- Task instructions
Can you transcribe every record below exactly as it appears?
— start Records to use —
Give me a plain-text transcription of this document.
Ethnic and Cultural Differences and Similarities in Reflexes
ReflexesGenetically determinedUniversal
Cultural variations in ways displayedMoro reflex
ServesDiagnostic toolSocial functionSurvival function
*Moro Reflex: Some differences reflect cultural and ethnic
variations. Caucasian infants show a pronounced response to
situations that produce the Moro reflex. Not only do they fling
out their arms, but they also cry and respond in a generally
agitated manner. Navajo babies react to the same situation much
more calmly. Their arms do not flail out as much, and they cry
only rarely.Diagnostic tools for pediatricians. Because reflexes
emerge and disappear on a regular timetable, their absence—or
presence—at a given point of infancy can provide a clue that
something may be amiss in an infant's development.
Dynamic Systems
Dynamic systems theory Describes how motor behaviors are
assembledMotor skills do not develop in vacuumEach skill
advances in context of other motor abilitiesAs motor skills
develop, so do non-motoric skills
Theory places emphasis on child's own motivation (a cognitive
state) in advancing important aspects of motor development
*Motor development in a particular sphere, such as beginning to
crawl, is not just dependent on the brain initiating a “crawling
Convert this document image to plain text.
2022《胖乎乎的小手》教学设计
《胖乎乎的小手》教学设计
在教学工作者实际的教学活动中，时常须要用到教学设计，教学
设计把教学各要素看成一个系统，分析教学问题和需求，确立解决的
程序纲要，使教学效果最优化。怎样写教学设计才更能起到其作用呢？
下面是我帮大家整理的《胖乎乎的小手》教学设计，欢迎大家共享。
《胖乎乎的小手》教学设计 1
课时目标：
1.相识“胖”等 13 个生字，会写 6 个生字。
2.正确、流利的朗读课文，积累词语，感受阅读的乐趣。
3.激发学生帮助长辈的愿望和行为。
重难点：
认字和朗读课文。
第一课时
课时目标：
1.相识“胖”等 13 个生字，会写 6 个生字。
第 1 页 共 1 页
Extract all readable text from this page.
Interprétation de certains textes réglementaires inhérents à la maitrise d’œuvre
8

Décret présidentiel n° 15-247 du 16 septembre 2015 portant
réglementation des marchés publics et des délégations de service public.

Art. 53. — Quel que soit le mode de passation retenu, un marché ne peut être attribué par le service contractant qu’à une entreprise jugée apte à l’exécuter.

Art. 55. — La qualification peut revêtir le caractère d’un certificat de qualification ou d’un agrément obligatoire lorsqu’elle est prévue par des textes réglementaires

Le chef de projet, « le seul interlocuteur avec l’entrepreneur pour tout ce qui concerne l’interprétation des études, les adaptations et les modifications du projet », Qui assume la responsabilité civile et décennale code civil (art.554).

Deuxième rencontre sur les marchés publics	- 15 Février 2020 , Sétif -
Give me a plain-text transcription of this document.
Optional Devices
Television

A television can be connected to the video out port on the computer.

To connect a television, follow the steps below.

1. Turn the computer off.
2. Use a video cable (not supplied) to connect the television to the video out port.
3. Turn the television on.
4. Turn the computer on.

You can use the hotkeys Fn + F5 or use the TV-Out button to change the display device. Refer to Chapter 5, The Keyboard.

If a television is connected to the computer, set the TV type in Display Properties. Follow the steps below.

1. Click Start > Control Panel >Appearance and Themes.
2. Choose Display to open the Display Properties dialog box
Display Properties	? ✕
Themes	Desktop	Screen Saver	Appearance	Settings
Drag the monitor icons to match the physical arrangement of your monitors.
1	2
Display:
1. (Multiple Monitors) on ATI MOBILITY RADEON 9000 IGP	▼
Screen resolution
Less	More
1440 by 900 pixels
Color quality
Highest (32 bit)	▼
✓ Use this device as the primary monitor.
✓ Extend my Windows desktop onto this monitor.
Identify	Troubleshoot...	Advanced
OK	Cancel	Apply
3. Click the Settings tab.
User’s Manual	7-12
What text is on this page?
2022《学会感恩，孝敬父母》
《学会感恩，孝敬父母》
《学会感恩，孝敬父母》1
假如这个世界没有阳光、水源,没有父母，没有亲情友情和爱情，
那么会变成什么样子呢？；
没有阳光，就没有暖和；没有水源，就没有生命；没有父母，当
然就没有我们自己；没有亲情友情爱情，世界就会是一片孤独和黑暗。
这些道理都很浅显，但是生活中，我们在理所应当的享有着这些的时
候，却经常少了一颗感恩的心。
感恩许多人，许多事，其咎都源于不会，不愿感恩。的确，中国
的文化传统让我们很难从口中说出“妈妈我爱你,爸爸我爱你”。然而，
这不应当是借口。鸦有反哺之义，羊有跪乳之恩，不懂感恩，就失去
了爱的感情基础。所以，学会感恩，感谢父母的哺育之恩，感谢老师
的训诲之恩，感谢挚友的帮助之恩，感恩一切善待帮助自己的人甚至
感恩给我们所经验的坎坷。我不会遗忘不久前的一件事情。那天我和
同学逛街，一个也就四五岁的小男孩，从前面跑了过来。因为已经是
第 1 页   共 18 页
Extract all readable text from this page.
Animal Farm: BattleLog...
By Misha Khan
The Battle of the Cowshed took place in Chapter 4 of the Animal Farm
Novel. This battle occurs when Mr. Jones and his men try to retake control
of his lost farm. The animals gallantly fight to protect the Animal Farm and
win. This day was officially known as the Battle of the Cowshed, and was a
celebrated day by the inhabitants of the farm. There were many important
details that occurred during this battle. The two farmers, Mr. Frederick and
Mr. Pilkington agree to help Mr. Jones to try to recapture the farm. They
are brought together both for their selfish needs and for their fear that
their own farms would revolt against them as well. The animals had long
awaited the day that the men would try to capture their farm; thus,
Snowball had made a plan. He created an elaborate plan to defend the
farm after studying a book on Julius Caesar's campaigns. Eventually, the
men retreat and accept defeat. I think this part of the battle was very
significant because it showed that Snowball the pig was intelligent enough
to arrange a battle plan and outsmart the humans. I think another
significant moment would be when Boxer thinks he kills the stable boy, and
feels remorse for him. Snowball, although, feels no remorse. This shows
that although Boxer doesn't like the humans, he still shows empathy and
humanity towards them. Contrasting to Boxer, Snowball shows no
— end Records to use —
- Answer below
Give me a plain-text transcription of this document.
Ethnic and Cultural Differences and Similarities in Reflexes
ReflexesGenetically determinedUniversal
Cultural variations in ways displayedMoro reflex
ServesDiagnostic toolSocial functionSurvival function
*Moro Reflex: Some differences reflect cultural and ethnic
variations. Caucasian infants show a pronounced response to
situations that produce the Moro reflex. Not only do they fling
out their arms, but they also cry and respond in a generally
agitated manner. Navajo babies react to the same situation much
more calmly. Their arms do not flail out as much, and they cry
only rarely.Diagnostic tools for pediatricians. Because reflexes
emerge and disappear on a regular timetable, their absence—or
presence—at a given point of infancy can provide a clue that
something may be amiss in an infant's development.
Dynamic Systems
Dynamic systems theory Describes how motor behaviors are
assembledMotor skills do not develop in vacuumEach skill
advances in context of other motor abilitiesAs motor skills
develop, so do non-motoric skills
Theory places emphasis on child's own motivation (a cognitive
state) in advancing important aspects of motor development
*Motor development in a particular sphere, such as beginning to
crawl, is not just dependent on the brain initiating a “crawling
Convert this document image to plain text.
2022《胖乎乎的小手》教学设计
《胖乎乎的小手》教学设计
在教学工作者实际的教学活动中，时常须要用到教学设计，教学
设计把教学各要素看成一个系统，分析教学问题和需求，确立解决的
程序纲要，使教学效果最优化。怎样写教学设计才更能起到其作用呢？
下面是我帮大家整理的《胖乎乎的小手》教学设计，欢迎大家共享。
《胖乎乎的小手》教学设计 1
课时目标：
1.相识“胖”等 13 个生字，会写 6 个生字。
2.正确、流利的朗读课文，积累词语，感受阅读的乐趣。
3.激发学生帮助长辈的愿望和行为。
重难点：
认字和朗读课文。
第一课时
课时目标：
1.相识“胖”等 13 个生字，会写 6 个生字。
第 1 页 共 1 页
Extract all readable text from this page.
Interprétation de certains textes réglementaires inhérents à la maitrise d’œuvre
8

Décret présidentiel n° 15-247 du 16 septembre 2015 portant
réglementation des marchés publics et des délégations de service public.

Art. 53. — Quel que soit le mode de passation retenu, un marché ne peut être attribué par le service contractant qu’à une entreprise jugée apte à l’exécuter.

Art. 55. — La qualification peut revêtir le caractère d’un certificat de qualification ou d’un agrément obligatoire lorsqu’elle est prévue par des textes réglementaires

Le chef de projet, « le seul interlocuteur avec l’entrepreneur pour tout ce qui concerne l’interprétation des études, les adaptations et les modifications du projet », Qui assume la responsabilité civile et décennale code civil (art.554).

Deuxième rencontre sur les marchés publics	- 15 Février 2020 , Sétif -
Give me a plain-text transcription of this document.
Optional Devices
Television

A television can be connected to the video out port on the computer.

To connect a television, follow the steps below.

1. Turn the computer off.
2. Use a video cable (not supplied) to connect the television to the video out port.
3. Turn the television on.
4. Turn the computer on.

You can use the hotkeys Fn + F5 or use the TV-Out button to change the display device. Refer to Chapter 5, The Keyboard.

If a television is connected to the computer, set the TV type in Display Properties. Follow the steps below.

1. Click Start > Control Panel >Appearance and Themes.
2. Choose Display to open the Display Properties dialog box
Display Properties	? ✕
Themes	Desktop	Screen Saver	Appearance	Settings
Drag the monitor icons to match the physical arrangement of your monitors.
1	2
Display:
1. (Multiple Monitors) on ATI MOBILITY RADEON 9000 IGP	▼
Screen resolution
Less	More
1440 by 900 pixels
Color quality
Highest (32 bit)	▼
✓ Use this device as the primary monitor.
✓ Extend my Windows desktop onto this monitor.
Identify	Troubleshoot...	Advanced
OK	Cancel	Apply
3. Click the Settings tab.
User’s Manual	7-12
What text is on this page?
2022《学会感恩，孝敬父母》
《学会感恩，孝敬父母》
《学会感恩，孝敬父母》1
假如这个世界没有阳光、水源,没有父母，没有亲情友情和爱情，
那么会变成什么样子呢？；
没有阳光，就没有暖和；没有水源，就没有生命；没有父母，当
然就没有我们自己；没有亲情友情爱情，世界就会是一片孤独和黑暗。
这些道理都很浅显，但是生活中，我们在理所应当的享有着这些的时
候，却经常少了一颗感恩的心。
感恩许多人，许多事，其咎都源于不会，不愿感恩。的确，中国
的文化传统让我们很难从口中说出“妈妈我爱你,爸爸我爱你”。然而，
这不应当是借口。鸦有反哺之义，羊有跪乳之恩，不懂感恩，就失去
了爱的感情基础。所以，学会感恩，感谢父母的哺育之恩，感谢老师
的训诲之恩，感谢挚友的帮助之恩，感恩一切善待帮助自己的人甚至
感恩给我们所经验的坎坷。我不会遗忘不久前的一件事情。那天我和
同学逛街，一个也就四五岁的小男孩，从前面跑了过来。因为已经是
第 1 页   共 18 页
Extract all readable text from this page.
Animal Farm: BattleLog...
By Misha Khan
The Battle of the Cowshed took place in Chapter 4 of the Animal Farm
Novel. This battle occurs when Mr. Jones and his men try to retake control
of his lost farm. The animals gallantly fight to protect the Animal Farm and
win. This day was officially known as the Battle of the Cowshed, and was a
celebrated day by the inhabitants of the farm. There were many important
details that occurred during this battle. The two farmers, Mr. Frederick and
Mr. Pilkington agree to help Mr. Jones to try to recapture the farm. They
are brought together both for their selfish needs and for their fear that
their own farms would revolt against them as well. The animals had long
awaited the day that the men would try to capture their farm; thus,
Snowball had made a plan. He created an elaborate plan to defend the
farm after studying a book on Julius Caesar's campaigns. Eventually, the
men retreat and accept defeat. I think this part of the battle was very
significant because it showed that Snowball the pig was intelligent enough
to arrange a battle plan and outsmart the humans. I think another
significant moment would be when Boxer thinks he kills the stable boy, and
feels remorse for him. Snowball, although, feels no remorse. This shows
that although Boxer doesn't like the humans, he still shows empathy and
humanity towards them. Contrasting to Boxer, Snowball shows no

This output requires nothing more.